▶ The problem
How many lines in this material include the string "JSON"? Answer with the number and nothing further.

Excerpts from a figure dataset
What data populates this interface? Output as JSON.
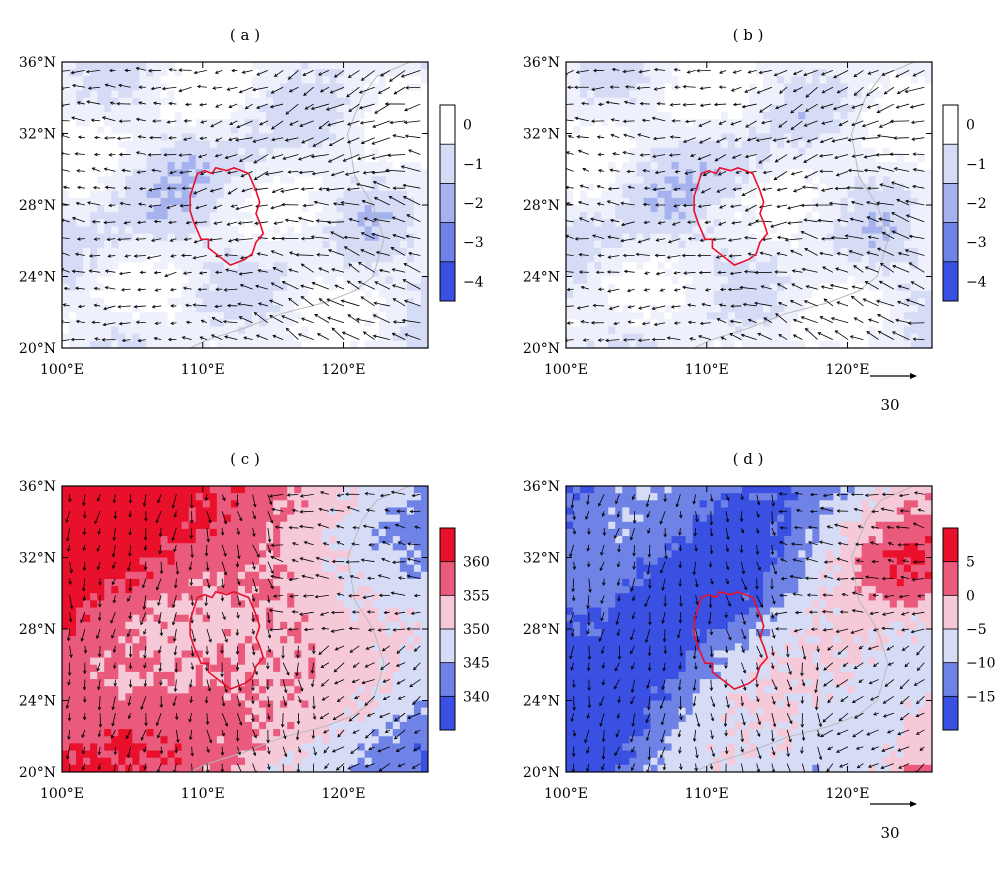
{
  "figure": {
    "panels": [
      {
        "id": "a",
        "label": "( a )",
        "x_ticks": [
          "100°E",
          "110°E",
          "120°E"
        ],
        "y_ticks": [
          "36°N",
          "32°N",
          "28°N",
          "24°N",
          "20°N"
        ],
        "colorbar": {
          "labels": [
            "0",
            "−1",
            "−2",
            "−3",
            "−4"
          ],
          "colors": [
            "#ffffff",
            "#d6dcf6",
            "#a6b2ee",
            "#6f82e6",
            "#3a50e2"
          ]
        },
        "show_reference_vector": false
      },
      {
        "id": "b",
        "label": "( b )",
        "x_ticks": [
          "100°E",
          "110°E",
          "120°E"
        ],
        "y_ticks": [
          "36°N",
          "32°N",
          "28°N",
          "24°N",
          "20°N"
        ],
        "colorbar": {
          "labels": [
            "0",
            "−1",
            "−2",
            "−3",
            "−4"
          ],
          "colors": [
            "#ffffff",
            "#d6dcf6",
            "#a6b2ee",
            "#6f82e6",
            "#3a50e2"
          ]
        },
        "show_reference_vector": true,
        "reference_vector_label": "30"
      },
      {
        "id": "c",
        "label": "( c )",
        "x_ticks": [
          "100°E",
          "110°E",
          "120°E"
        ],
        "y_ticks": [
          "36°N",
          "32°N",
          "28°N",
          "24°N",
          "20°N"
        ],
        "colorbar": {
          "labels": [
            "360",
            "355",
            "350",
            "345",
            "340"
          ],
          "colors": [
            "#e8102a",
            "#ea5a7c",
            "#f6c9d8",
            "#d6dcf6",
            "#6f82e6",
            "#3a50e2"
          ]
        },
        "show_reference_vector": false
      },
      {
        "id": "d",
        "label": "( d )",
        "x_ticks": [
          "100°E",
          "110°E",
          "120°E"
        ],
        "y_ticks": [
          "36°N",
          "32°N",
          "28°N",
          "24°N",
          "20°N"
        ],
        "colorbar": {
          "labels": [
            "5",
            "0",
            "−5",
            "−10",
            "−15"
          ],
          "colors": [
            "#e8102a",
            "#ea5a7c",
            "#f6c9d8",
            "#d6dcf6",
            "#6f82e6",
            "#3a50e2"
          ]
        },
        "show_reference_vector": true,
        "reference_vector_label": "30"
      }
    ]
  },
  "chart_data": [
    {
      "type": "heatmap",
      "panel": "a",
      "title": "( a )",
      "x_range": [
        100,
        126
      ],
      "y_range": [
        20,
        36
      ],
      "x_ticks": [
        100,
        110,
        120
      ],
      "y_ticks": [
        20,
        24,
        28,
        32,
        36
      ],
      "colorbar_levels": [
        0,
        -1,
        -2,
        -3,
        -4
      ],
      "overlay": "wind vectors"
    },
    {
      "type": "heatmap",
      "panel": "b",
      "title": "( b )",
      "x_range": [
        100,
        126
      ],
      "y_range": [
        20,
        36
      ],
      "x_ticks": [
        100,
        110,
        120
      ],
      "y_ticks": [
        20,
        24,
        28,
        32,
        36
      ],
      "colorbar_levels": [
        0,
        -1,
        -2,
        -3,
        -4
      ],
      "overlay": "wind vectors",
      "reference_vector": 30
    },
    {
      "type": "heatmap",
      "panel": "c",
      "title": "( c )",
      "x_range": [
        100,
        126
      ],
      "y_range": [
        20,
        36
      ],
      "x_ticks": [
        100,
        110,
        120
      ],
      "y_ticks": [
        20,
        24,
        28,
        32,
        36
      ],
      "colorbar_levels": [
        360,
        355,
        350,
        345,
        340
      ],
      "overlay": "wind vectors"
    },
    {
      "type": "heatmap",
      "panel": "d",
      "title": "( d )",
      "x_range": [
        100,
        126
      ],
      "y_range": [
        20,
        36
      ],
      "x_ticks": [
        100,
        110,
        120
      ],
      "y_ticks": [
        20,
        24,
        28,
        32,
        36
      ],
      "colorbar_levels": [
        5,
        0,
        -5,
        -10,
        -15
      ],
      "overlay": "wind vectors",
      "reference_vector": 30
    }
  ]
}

* * *

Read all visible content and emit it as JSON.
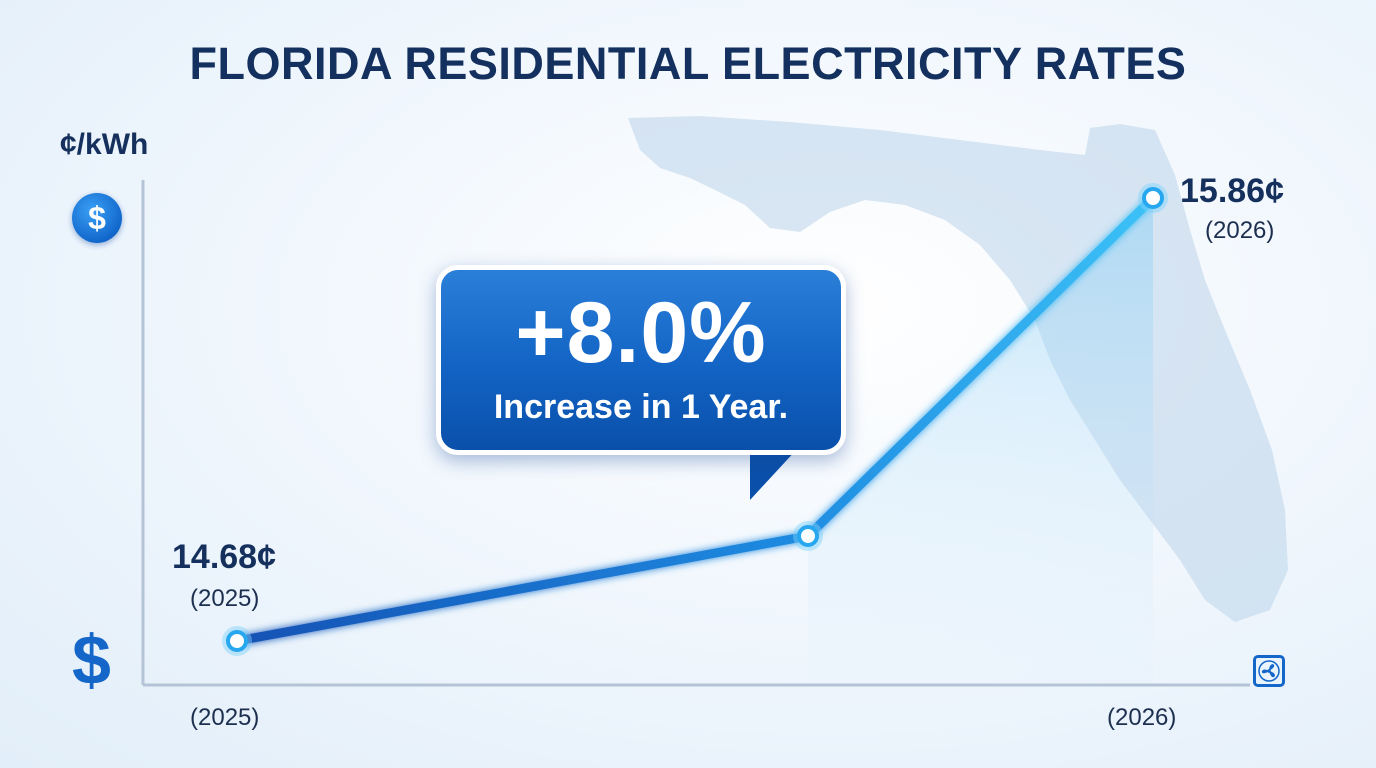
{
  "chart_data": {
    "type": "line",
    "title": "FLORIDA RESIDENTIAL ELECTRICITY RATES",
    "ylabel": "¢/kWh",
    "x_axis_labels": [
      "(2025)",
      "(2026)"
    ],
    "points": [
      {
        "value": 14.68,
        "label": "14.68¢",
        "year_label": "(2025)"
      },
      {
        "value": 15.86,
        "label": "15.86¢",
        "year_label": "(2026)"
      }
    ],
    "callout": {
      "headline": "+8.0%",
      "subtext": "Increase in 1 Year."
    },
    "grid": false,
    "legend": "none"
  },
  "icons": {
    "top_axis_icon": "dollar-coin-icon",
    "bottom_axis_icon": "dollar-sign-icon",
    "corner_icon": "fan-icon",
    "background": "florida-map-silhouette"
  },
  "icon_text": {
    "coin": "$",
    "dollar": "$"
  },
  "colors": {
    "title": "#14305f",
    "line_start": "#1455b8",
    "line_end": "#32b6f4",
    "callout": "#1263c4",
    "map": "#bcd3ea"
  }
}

▶ Answer to the problem
2